━━ DATA FOR PROCESSING ━━
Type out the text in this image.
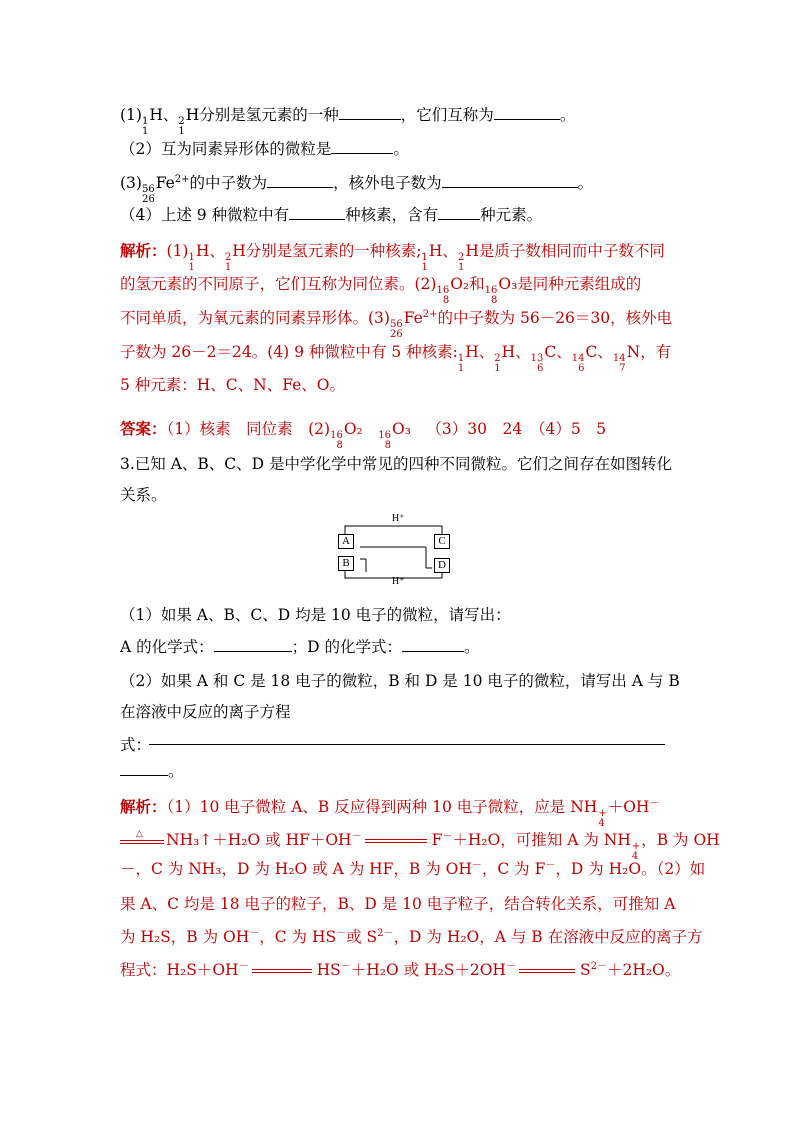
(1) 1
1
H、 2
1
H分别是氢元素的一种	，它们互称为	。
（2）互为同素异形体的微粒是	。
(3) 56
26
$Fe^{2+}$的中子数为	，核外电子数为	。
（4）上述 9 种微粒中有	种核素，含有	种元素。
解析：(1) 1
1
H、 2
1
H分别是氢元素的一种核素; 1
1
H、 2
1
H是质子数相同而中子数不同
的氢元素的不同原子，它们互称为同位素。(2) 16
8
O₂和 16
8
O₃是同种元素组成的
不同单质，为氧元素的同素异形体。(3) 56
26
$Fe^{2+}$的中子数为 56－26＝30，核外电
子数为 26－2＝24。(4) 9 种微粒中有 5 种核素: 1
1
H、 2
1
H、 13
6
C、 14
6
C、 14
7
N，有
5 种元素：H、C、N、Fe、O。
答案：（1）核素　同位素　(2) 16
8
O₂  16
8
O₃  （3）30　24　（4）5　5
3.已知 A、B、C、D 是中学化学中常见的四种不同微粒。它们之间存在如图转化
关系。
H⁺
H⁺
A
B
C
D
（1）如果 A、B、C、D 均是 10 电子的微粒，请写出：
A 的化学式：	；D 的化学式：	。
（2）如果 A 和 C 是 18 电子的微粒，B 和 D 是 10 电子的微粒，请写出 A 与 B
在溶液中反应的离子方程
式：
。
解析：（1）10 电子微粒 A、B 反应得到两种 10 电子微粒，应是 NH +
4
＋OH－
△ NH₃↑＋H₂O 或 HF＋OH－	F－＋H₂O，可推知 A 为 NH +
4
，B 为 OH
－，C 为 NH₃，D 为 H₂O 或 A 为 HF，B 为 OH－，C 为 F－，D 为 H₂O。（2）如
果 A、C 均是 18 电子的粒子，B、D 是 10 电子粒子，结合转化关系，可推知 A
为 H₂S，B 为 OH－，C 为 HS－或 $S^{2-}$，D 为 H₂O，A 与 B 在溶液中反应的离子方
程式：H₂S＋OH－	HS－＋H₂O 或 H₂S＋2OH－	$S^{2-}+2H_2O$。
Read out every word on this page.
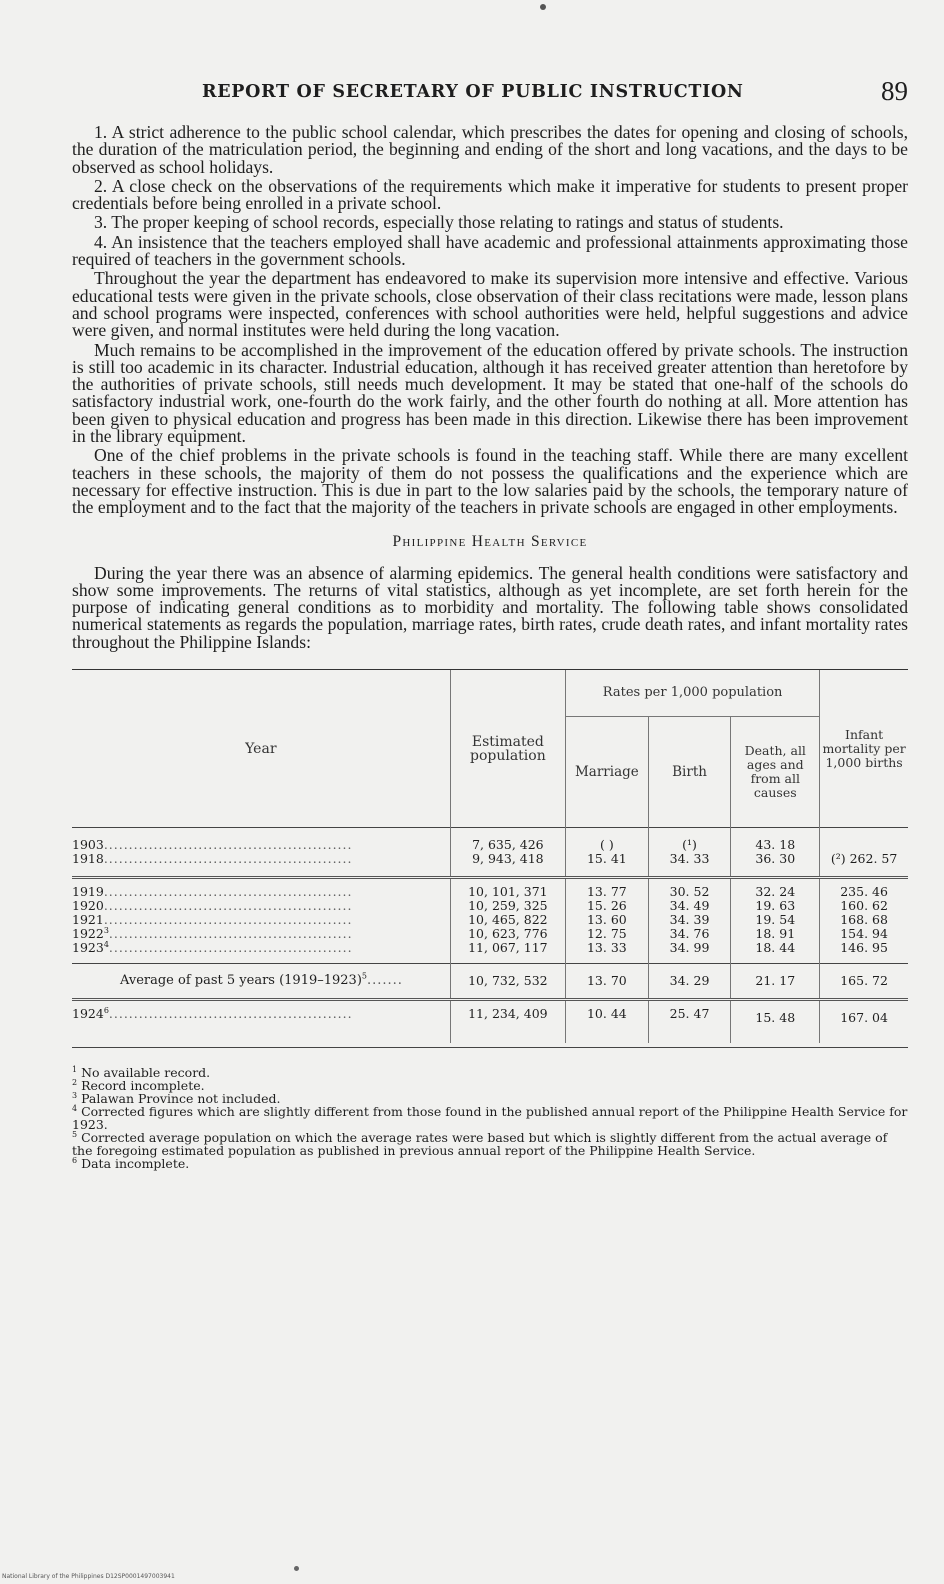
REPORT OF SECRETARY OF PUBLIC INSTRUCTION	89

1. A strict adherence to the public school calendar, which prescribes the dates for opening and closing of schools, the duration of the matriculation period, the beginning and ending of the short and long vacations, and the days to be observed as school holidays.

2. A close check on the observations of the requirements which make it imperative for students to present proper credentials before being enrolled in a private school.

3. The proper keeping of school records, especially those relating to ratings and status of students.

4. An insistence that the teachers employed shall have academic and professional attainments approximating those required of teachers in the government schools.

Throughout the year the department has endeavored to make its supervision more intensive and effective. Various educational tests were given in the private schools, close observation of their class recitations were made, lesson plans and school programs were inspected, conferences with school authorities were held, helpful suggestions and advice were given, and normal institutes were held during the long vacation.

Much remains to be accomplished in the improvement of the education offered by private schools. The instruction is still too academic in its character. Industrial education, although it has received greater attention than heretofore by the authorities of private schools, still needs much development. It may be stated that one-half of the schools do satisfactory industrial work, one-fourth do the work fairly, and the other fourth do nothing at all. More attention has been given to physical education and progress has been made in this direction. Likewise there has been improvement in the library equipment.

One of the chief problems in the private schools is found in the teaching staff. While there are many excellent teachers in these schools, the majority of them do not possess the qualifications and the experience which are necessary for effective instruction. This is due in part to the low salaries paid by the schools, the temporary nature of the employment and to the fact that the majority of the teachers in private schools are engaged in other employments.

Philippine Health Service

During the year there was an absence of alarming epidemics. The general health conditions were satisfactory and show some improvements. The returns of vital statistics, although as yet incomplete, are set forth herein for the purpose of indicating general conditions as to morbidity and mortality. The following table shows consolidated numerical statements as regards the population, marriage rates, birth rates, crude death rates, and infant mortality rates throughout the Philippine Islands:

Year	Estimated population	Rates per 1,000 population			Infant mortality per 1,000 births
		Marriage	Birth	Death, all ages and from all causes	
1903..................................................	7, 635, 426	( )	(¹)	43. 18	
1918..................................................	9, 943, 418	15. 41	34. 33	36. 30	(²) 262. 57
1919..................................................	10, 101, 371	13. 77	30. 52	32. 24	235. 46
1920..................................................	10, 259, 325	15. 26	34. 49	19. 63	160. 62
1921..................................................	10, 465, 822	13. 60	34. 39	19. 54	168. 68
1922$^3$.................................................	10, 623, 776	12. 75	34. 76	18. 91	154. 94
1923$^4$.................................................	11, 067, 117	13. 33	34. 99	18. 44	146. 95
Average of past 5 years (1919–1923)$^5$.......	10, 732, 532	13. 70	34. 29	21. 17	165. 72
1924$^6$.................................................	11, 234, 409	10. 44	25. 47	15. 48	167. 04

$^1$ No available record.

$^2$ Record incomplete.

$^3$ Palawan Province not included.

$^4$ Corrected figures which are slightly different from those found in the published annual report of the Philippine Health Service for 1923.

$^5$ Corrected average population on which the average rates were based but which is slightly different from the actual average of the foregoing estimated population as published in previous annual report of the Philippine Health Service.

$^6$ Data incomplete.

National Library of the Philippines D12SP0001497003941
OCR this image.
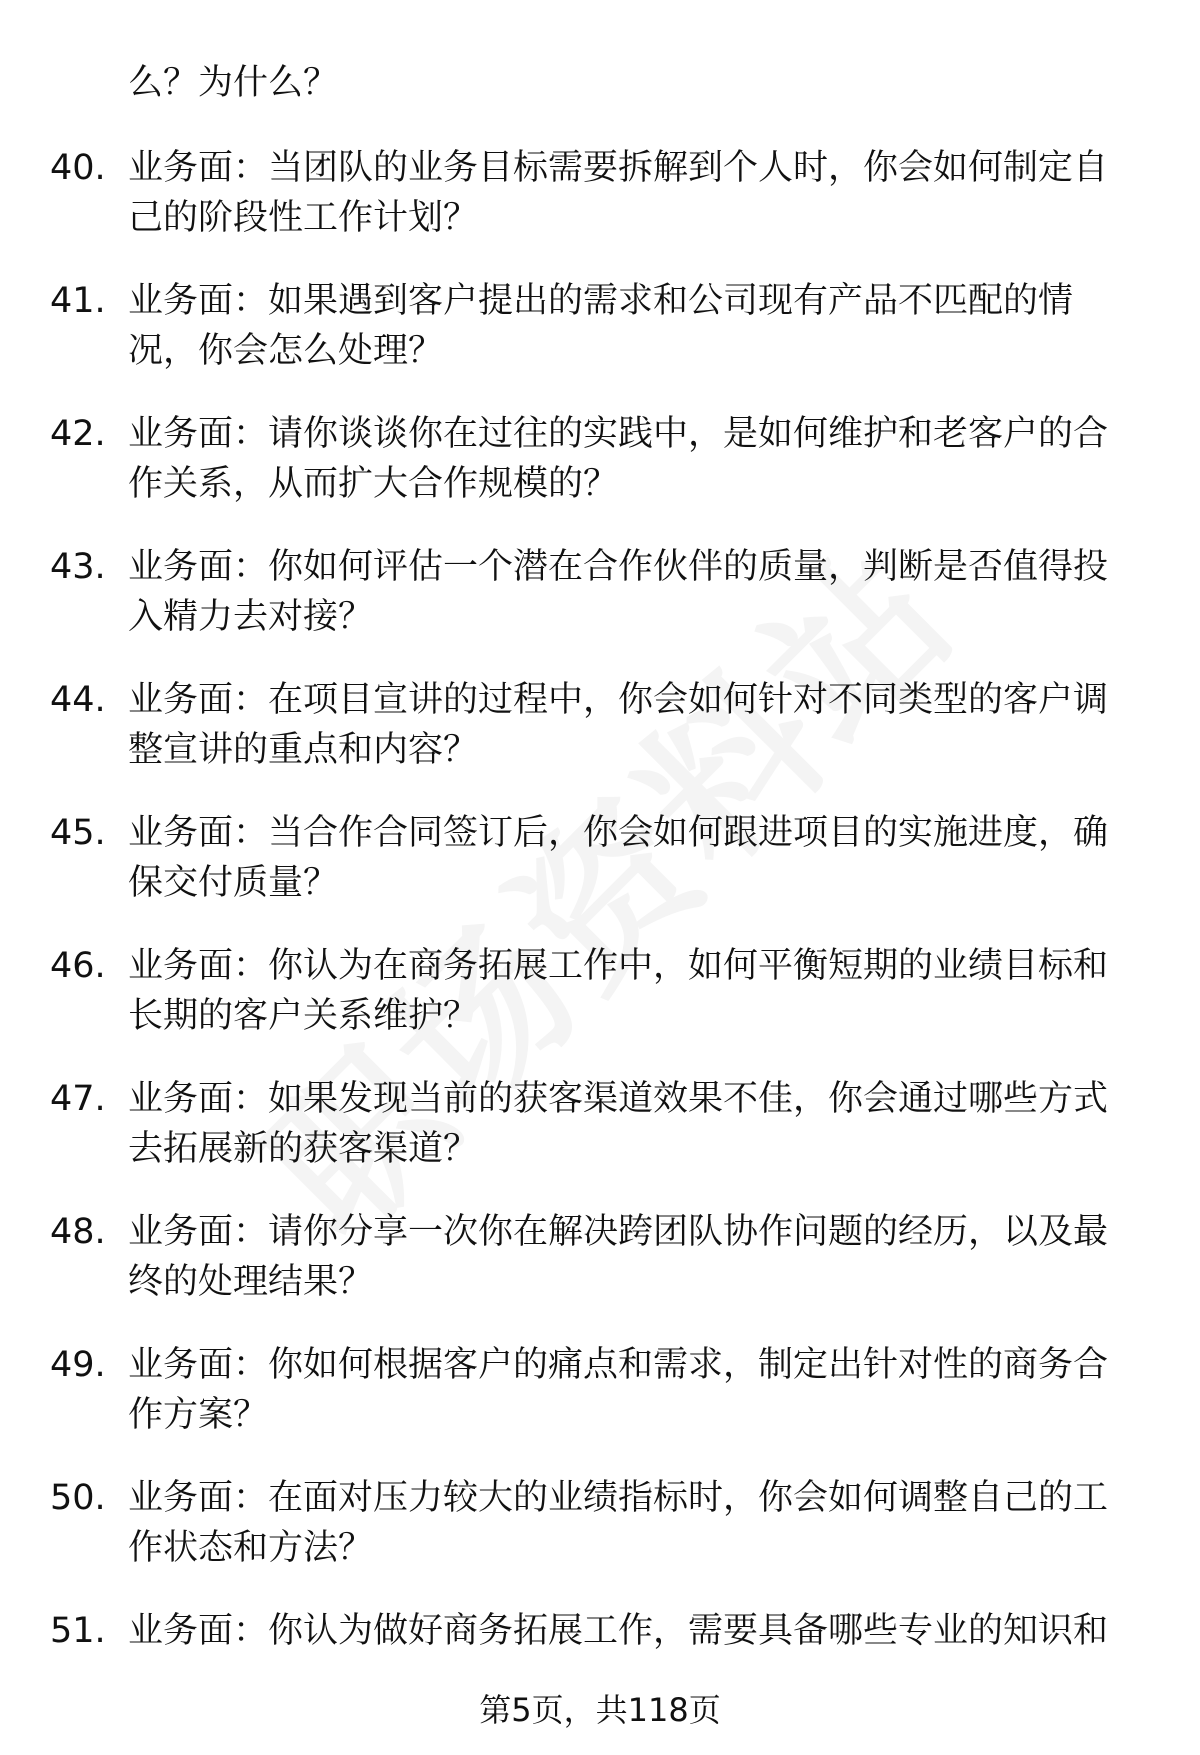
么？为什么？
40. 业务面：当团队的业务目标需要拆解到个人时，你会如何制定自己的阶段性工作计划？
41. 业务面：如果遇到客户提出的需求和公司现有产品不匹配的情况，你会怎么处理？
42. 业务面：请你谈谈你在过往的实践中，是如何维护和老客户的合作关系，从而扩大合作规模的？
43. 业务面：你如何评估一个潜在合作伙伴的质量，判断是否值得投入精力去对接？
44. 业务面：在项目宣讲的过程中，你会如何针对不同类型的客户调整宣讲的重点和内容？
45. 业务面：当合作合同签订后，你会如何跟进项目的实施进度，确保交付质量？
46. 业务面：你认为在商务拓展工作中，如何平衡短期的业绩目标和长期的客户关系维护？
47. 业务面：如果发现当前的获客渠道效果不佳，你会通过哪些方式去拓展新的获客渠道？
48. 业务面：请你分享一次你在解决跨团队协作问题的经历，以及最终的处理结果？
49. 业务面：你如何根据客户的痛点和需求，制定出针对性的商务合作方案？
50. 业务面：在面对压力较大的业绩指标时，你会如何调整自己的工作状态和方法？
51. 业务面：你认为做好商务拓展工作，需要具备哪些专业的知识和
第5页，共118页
━━━
● DIRECTIONS FOR THIS TASK
Say how many lines of the data include the string "电子的微粒". Nothing other than the number should be given.

● COMPLETE ANSWER
2